(Dataset items)
>> START
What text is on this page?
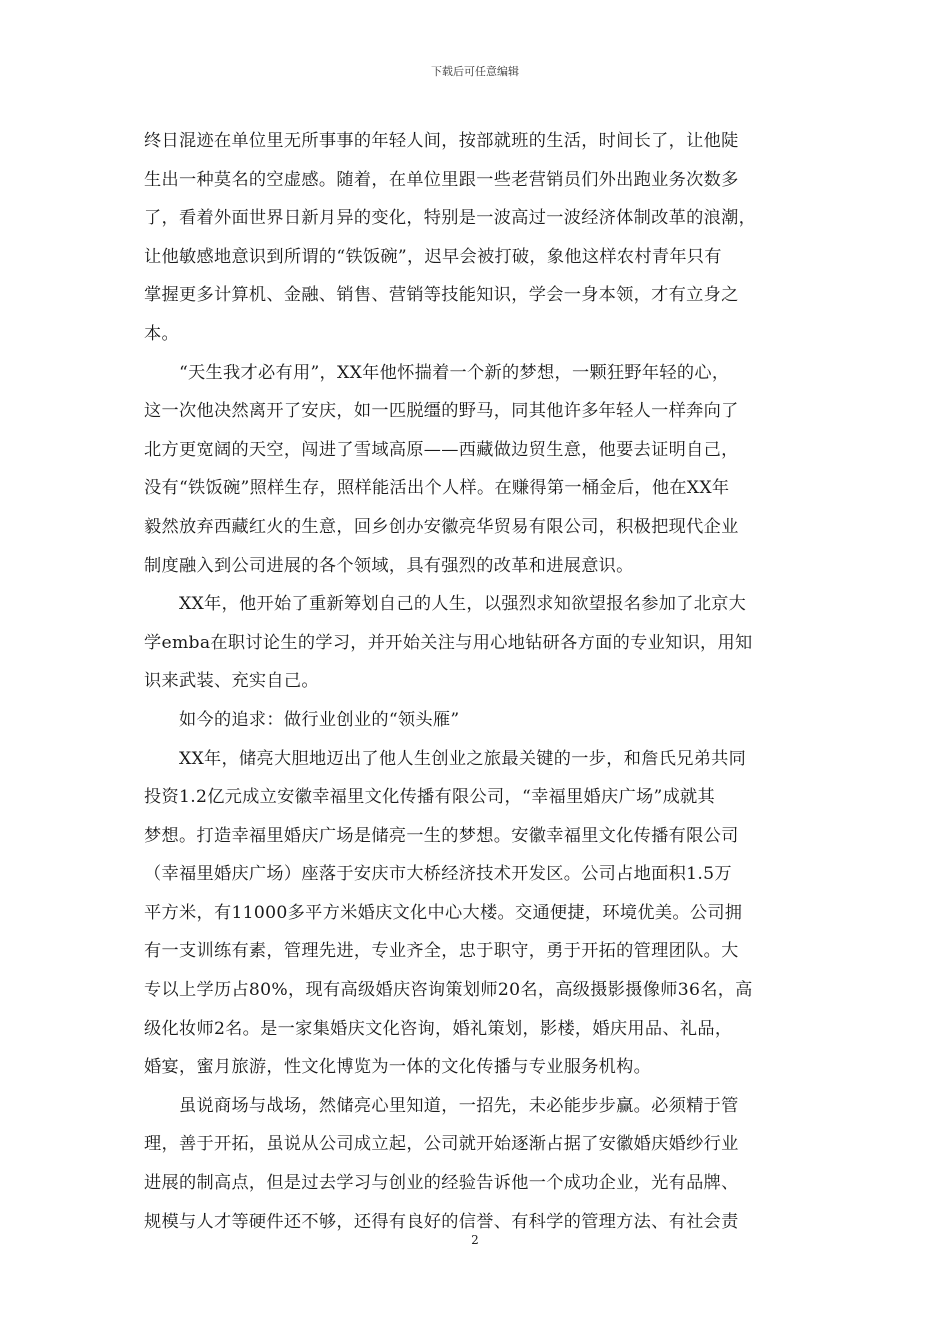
下载后可任意编辑

终日混迹在单位里无所事事的年轻人间，按部就班的生活，时间长了，让他陡
生出一种莫名的空虚感。随着，在单位里跟一些老营销员们外出跑业务次数多
了，看着外面世界日新月异的变化，特别是一波高过一波经济体制改革的浪潮，
让他敏感地意识到所谓的“铁饭碗”，迟早会被打破，象他这样农村青年只有
掌握更多计算机、金融、销售、营销等技能知识，学会一身本领，才有立身之
本。

　　“天生我才必有用”，XX年他怀揣着一个新的梦想，一颗狂野年轻的心，
这一次他决然离开了安庆，如一匹脱缰的野马，同其他许多年轻人一样奔向了
北方更宽阔的天空，闯进了雪域高原——西藏做边贸生意，他要去证明自己，
没有“铁饭碗”照样生存，照样能活出个人样。在赚得第一桶金后，他在XX年
毅然放弃西藏红火的生意，回乡创办安徽亮华贸易有限公司，积极把现代企业
制度融入到公司进展的各个领域，具有强烈的改革和进展意识。

　　XX年，他开始了重新筹划自己的人生，以强烈求知欲望报名参加了北京大
学emba在职讨论生的学习，并开始关注与用心地钻研各方面的专业知识，用知
识来武装、充实自己。

　　如今的追求：做行业创业的“领头雁”

　　XX年，储亮大胆地迈出了他人生创业之旅最关键的一步，和詹氏兄弟共同
投资1.2亿元成立安徽幸福里文化传播有限公司，“幸福里婚庆广场”成就其
梦想。打造幸福里婚庆广场是储亮一生的梦想。安徽幸福里文化传播有限公司
（幸福里婚庆广场）座落于安庆市大桥经济技术开发区。公司占地面积1.5万
平方米，有11000多平方米婚庆文化中心大楼。交通便捷，环境优美。公司拥
有一支训练有素，管理先进，专业齐全，忠于职守，勇于开拓的管理团队。大
专以上学历占80%，现有高级婚庆咨询策划师20名，高级摄影摄像师36名，高
级化妆师2名。是一家集婚庆文化咨询，婚礼策划，影楼，婚庆用品、礼品，
婚宴，蜜月旅游，性文化博览为一体的文化传播与专业服务机构。

　　虽说商场与战场，然储亮心里知道，一招先，未必能步步赢。必须精于管
理，善于开拓，虽说从公司成立起，公司就开始逐渐占据了安徽婚庆婚纱行业
进展的制高点，但是过去学习与创业的经验告诉他一个成功企业，光有品牌、
规模与人才等硬件还不够，还得有良好的信誉、有科学的管理方法、有社会责

2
>> END
• **What this task involves**: Set down all the data again exactly as above, pictures excluded.

• **Output for this exercise**:
What text is on this page?
下载后可任意编辑

终日混迹在单位里无所事事的年轻人间，按部就班的生活，时间长了，让他陡
生出一种莫名的空虚感。随着，在单位里跟一些老营销员们外出跑业务次数多
了，看着外面世界日新月异的变化，特别是一波高过一波经济体制改革的浪潮，
让他敏感地意识到所谓的“铁饭碗”，迟早会被打破，象他这样农村青年只有
掌握更多计算机、金融、销售、营销等技能知识，学会一身本领，才有立身之
本。

　　“天生我才必有用”，XX年他怀揣着一个新的梦想，一颗狂野年轻的心，
这一次他决然离开了安庆，如一匹脱缰的野马，同其他许多年轻人一样奔向了
北方更宽阔的天空，闯进了雪域高原——西藏做边贸生意，他要去证明自己，
没有“铁饭碗”照样生存，照样能活出个人样。在赚得第一桶金后，他在XX年
毅然放弃西藏红火的生意，回乡创办安徽亮华贸易有限公司，积极把现代企业
制度融入到公司进展的各个领域，具有强烈的改革和进展意识。

　　XX年，他开始了重新筹划自己的人生，以强烈求知欲望报名参加了北京大
学emba在职讨论生的学习，并开始关注与用心地钻研各方面的专业知识，用知
识来武装、充实自己。

　　如今的追求：做行业创业的“领头雁”

　　XX年，储亮大胆地迈出了他人生创业之旅最关键的一步，和詹氏兄弟共同
投资1.2亿元成立安徽幸福里文化传播有限公司，“幸福里婚庆广场”成就其
梦想。打造幸福里婚庆广场是储亮一生的梦想。安徽幸福里文化传播有限公司
（幸福里婚庆广场）座落于安庆市大桥经济技术开发区。公司占地面积1.5万
平方米，有11000多平方米婚庆文化中心大楼。交通便捷，环境优美。公司拥
有一支训练有素，管理先进，专业齐全，忠于职守，勇于开拓的管理团队。大
专以上学历占80%，现有高级婚庆咨询策划师20名，高级摄影摄像师36名，高
级化妆师2名。是一家集婚庆文化咨询，婚礼策划，影楼，婚庆用品、礼品，
婚宴，蜜月旅游，性文化博览为一体的文化传播与专业服务机构。

　　虽说商场与战场，然储亮心里知道，一招先，未必能步步赢。必须精于管
理，善于开拓，虽说从公司成立起，公司就开始逐渐占据了安徽婚庆婚纱行业
进展的制高点，但是过去学习与创业的经验告诉他一个成功企业，光有品牌、
规模与人才等硬件还不够，还得有良好的信誉、有科学的管理方法、有社会责

2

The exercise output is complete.